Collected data
· · · · · · ·

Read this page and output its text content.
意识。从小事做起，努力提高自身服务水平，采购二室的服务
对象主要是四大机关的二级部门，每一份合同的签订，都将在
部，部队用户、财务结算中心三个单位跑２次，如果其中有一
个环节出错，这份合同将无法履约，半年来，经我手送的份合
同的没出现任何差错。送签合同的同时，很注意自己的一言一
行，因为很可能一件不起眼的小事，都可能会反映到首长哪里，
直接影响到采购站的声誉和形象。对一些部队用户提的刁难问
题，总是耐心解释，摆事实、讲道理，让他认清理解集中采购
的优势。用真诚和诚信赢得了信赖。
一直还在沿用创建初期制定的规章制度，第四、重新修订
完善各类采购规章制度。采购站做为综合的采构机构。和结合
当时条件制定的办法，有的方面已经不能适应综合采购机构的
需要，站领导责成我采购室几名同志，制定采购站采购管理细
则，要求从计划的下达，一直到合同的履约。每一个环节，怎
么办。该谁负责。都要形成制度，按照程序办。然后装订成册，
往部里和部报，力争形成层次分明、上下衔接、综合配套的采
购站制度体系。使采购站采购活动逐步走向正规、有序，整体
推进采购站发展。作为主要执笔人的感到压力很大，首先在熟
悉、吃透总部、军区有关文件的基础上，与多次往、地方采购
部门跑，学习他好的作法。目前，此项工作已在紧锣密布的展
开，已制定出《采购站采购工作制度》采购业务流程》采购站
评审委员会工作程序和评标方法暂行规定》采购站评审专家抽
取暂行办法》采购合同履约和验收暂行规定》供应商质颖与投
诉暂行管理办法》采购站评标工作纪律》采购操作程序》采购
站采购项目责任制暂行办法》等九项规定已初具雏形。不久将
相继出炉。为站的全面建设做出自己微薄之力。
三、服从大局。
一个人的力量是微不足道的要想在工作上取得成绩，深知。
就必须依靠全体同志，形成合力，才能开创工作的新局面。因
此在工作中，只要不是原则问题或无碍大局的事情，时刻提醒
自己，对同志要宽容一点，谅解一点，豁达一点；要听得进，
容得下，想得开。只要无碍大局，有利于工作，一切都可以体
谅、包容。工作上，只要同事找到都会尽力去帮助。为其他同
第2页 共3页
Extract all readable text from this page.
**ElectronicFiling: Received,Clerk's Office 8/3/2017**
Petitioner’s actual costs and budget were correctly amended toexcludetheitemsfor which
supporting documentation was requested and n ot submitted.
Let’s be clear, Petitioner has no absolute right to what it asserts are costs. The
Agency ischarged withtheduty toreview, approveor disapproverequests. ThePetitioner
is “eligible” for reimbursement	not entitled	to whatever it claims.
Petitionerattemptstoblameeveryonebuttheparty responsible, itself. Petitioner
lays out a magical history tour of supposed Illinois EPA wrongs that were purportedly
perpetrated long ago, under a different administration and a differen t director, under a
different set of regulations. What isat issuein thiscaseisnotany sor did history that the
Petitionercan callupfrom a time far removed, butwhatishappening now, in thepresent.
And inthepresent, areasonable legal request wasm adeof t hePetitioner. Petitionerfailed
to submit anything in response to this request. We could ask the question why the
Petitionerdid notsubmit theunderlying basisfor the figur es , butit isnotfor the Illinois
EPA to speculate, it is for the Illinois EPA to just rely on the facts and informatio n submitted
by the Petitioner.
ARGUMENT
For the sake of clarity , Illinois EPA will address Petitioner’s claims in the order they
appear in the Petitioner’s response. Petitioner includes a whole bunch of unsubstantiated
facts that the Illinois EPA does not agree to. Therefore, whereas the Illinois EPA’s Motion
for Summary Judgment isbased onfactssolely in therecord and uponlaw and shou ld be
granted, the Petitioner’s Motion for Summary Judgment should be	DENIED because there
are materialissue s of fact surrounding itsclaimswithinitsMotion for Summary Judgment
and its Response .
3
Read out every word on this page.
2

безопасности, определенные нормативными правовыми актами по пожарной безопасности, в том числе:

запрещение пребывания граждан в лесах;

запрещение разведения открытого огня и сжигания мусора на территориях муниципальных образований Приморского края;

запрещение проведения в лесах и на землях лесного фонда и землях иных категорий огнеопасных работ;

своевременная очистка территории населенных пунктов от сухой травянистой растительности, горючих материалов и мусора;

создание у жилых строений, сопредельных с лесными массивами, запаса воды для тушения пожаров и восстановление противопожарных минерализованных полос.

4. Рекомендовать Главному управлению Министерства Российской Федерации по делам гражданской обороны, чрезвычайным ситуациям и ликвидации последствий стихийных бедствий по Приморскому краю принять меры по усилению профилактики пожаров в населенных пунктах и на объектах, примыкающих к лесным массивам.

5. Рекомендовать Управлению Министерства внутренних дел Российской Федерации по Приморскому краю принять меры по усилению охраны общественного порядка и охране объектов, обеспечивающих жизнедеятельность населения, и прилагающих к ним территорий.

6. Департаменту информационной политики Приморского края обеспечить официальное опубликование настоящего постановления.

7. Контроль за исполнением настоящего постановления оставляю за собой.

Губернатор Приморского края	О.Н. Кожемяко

· · · · · · ·

TASK BRIEF: Copy out the material word for word and line for line.

SOLUTION TO THE PROBLEM:
Read this page and output its text content.
意识。从小事做起，努力提高自身服务水平，采购二室的服务
对象主要是四大机关的二级部门，每一份合同的签订，都将在
部，部队用户、财务结算中心三个单位跑２次，如果其中有一
个环节出错，这份合同将无法履约，半年来，经我手送的份合
同的没出现任何差错。送签合同的同时，很注意自己的一言一
行，因为很可能一件不起眼的小事，都可能会反映到首长哪里，
直接影响到采购站的声誉和形象。对一些部队用户提的刁难问
题，总是耐心解释，摆事实、讲道理，让他认清理解集中采购
的优势。用真诚和诚信赢得了信赖。
一直还在沿用创建初期制定的规章制度，第四、重新修订
完善各类采购规章制度。采购站做为综合的采构机构。和结合
当时条件制定的办法，有的方面已经不能适应综合采购机构的
需要，站领导责成我采购室几名同志，制定采购站采购管理细
则，要求从计划的下达，一直到合同的履约。每一个环节，怎
么办。该谁负责。都要形成制度，按照程序办。然后装订成册，
往部里和部报，力争形成层次分明、上下衔接、综合配套的采
购站制度体系。使采购站采购活动逐步走向正规、有序，整体
推进采购站发展。作为主要执笔人的感到压力很大，首先在熟
悉、吃透总部、军区有关文件的基础上，与多次往、地方采购
部门跑，学习他好的作法。目前，此项工作已在紧锣密布的展
开，已制定出《采购站采购工作制度》采购业务流程》采购站
评审委员会工作程序和评标方法暂行规定》采购站评审专家抽
取暂行办法》采购合同履约和验收暂行规定》供应商质颖与投
诉暂行管理办法》采购站评标工作纪律》采购操作程序》采购
站采购项目责任制暂行办法》等九项规定已初具雏形。不久将
相继出炉。为站的全面建设做出自己微薄之力。
三、服从大局。
一个人的力量是微不足道的要想在工作上取得成绩，深知。
就必须依靠全体同志，形成合力，才能开创工作的新局面。因
此在工作中，只要不是原则问题或无碍大局的事情，时刻提醒
自己，对同志要宽容一点，谅解一点，豁达一点；要听得进，
容得下，想得开。只要无碍大局，有利于工作，一切都可以体
谅、包容。工作上，只要同事找到都会尽力去帮助。为其他同
第2页 共3页
Extract all readable text from this page.
**ElectronicFiling: Received,Clerk's Office 8/3/2017**
Petitioner’s actual costs and budget were correctly amended toexcludetheitemsfor which
supporting documentation was requested and n ot submitted.
Let’s be clear, Petitioner has no absolute right to what it asserts are costs. The
Agency ischarged withtheduty toreview, approveor disapproverequests. ThePetitioner
is “eligible” for reimbursement	not entitled	to whatever it claims.
Petitionerattemptstoblameeveryonebuttheparty responsible, itself. Petitioner
lays out a magical history tour of supposed Illinois EPA wrongs that were purportedly
perpetrated long ago, under a different administration and a differen t director, under a
different set of regulations. What isat issuein thiscaseisnotany sor did history that the
Petitionercan callupfrom a time far removed, butwhatishappening now, in thepresent.
And inthepresent, areasonable legal request wasm adeof t hePetitioner. Petitionerfailed
to submit anything in response to this request. We could ask the question why the
Petitionerdid notsubmit theunderlying basisfor the figur es , butit isnotfor the Illinois
EPA to speculate, it is for the Illinois EPA to just rely on the facts and informatio n submitted
by the Petitioner.
ARGUMENT
For the sake of clarity , Illinois EPA will address Petitioner’s claims in the order they
appear in the Petitioner’s response. Petitioner includes a whole bunch of unsubstantiated
facts that the Illinois EPA does not agree to. Therefore, whereas the Illinois EPA’s Motion
for Summary Judgment isbased onfactssolely in therecord and uponlaw and shou ld be
granted, the Petitioner’s Motion for Summary Judgment should be	DENIED because there
are materialissue s of fact surrounding itsclaimswithinitsMotion for Summary Judgment
and its Response .
3
Read out every word on this page.
2

безопасности, определенные нормативными правовыми актами по пожарной безопасности, в том числе:

запрещение пребывания граждан в лесах;

запрещение разведения открытого огня и сжигания мусора на территориях муниципальных образований Приморского края;

запрещение проведения в лесах и на землях лесного фонда и землях иных категорий огнеопасных работ;

своевременная очистка территории населенных пунктов от сухой травянистой растительности, горючих материалов и мусора;

создание у жилых строений, сопредельных с лесными массивами, запаса воды для тушения пожаров и восстановление противопожарных минерализованных полос.

4. Рекомендовать Главному управлению Министерства Российской Федерации по делам гражданской обороны, чрезвычайным ситуациям и ликвидации последствий стихийных бедствий по Приморскому краю принять меры по усилению профилактики пожаров в населенных пунктах и на объектах, примыкающих к лесным массивам.

5. Рекомендовать Управлению Министерства внутренних дел Российской Федерации по Приморскому краю принять меры по усилению охраны общественного порядка и охране объектов, обеспечивающих жизнедеятельность населения, и прилагающих к ним территорий.

6. Департаменту информационной политики Приморского края обеспечить официальное опубликование настоящего постановления.

7. Контроль за исполнением настоящего постановления оставляю за собой.

Губернатор Приморского края	О.Н. Кожемяко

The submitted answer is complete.